* **Given task**
State the number of lines that contain "initiated", with no other text.

* **Records that describe figures**
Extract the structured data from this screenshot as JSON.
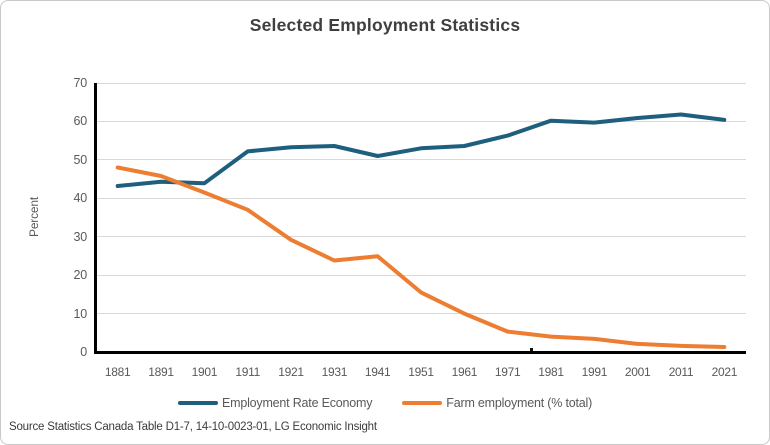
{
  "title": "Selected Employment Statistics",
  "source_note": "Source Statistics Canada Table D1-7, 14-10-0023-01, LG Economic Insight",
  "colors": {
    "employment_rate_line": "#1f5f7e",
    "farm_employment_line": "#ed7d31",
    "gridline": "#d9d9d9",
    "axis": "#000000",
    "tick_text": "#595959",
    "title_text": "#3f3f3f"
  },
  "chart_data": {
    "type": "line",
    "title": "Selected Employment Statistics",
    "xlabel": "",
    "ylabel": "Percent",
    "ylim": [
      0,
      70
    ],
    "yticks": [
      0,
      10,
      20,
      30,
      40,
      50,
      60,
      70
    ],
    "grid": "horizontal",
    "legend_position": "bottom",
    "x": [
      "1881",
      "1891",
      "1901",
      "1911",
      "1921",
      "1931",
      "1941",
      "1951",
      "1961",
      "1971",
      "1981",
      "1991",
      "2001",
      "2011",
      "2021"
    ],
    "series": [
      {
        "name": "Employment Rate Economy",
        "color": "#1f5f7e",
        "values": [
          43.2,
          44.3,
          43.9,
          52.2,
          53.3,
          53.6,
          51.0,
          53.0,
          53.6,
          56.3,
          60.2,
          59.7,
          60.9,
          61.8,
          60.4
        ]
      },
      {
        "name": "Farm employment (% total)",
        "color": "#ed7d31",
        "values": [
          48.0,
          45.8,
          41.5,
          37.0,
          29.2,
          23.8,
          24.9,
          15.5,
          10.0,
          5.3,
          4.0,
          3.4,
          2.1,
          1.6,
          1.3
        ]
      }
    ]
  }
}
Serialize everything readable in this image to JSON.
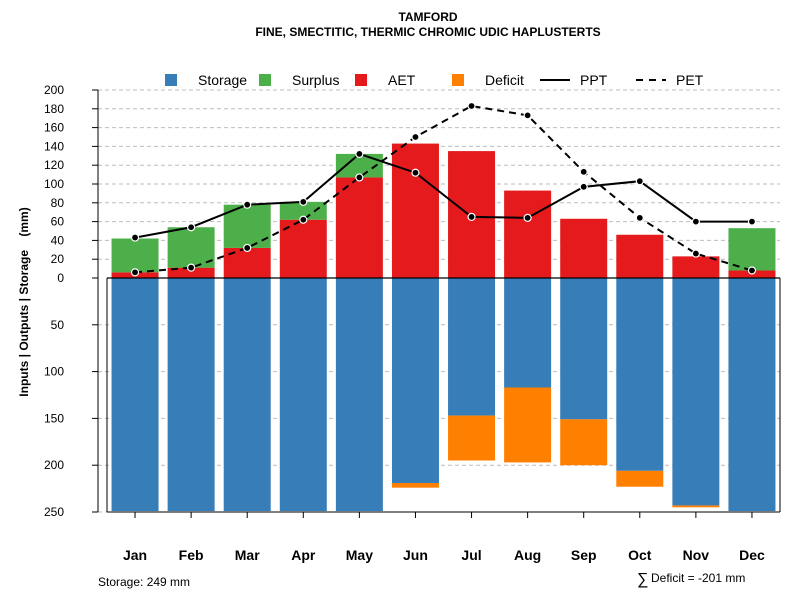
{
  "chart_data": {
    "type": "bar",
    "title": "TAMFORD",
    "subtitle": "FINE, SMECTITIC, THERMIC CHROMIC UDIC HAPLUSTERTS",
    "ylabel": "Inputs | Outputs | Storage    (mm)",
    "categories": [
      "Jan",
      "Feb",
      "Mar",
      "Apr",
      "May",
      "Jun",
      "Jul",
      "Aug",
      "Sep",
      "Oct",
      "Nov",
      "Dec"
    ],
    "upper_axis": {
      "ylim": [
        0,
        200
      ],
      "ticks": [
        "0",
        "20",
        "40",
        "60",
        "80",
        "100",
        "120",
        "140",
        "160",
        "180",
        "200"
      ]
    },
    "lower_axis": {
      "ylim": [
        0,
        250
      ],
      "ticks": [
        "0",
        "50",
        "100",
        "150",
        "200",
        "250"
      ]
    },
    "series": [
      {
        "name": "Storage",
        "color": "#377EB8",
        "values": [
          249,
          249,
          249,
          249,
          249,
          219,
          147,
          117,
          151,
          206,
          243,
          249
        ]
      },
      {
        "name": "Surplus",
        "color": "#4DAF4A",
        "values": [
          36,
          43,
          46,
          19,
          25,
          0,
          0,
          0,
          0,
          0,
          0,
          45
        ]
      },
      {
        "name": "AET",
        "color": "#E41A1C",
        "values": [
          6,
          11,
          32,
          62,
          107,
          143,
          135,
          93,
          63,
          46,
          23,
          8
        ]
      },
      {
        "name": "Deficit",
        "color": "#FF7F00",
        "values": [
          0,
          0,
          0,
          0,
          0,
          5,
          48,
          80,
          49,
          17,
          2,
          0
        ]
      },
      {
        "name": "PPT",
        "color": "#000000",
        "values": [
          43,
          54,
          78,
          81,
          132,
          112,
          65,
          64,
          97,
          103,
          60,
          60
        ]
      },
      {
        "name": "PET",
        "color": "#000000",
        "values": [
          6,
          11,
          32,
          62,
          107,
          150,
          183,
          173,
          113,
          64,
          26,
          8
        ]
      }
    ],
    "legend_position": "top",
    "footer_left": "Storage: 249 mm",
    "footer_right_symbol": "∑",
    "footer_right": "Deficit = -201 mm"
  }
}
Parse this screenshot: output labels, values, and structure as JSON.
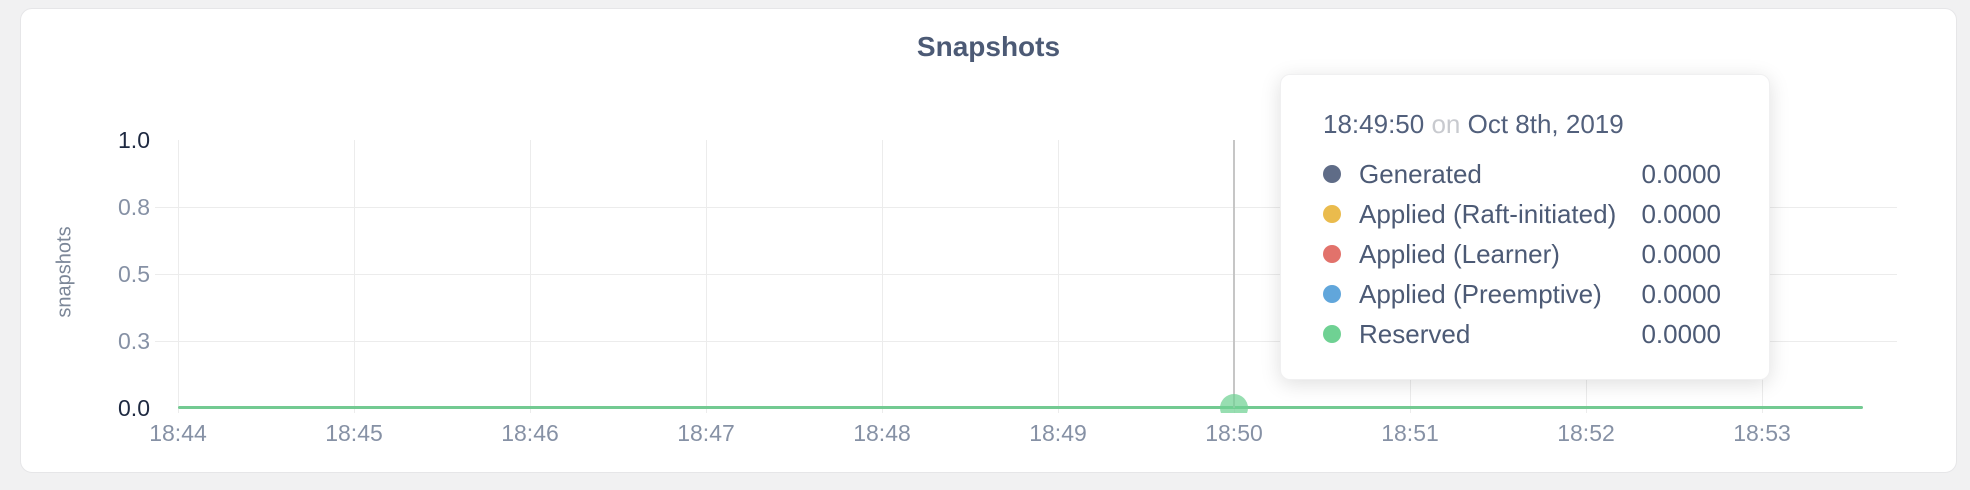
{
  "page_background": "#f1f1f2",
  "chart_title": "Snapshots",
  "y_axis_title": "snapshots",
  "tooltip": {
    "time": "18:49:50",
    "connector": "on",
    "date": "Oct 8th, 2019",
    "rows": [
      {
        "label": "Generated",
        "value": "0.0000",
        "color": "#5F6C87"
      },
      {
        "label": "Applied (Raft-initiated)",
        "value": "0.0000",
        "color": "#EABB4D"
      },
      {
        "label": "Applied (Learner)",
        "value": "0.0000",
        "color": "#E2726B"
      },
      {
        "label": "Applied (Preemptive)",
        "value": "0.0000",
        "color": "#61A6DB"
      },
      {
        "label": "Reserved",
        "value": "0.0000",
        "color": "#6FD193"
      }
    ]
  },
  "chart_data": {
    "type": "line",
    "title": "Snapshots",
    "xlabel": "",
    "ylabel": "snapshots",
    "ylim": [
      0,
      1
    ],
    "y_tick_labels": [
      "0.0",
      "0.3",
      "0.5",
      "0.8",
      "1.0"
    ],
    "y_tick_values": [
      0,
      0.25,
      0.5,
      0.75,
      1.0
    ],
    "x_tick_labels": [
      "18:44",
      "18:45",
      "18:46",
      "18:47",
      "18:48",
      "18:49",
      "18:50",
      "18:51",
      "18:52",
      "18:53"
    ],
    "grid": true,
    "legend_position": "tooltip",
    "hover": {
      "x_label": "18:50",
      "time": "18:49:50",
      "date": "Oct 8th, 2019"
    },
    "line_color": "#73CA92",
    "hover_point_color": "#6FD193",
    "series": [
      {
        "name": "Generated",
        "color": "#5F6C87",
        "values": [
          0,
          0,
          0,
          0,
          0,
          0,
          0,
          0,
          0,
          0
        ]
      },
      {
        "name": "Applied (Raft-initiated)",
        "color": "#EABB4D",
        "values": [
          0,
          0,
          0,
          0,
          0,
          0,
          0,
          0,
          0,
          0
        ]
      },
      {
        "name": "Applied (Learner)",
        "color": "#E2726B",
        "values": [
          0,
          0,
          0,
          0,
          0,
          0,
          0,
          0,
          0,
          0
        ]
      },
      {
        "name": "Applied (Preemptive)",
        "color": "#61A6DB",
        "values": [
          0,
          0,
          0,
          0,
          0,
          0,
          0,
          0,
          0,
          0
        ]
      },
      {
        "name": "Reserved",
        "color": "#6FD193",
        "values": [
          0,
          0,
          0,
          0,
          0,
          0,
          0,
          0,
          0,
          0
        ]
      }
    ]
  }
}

* **Correct result**
2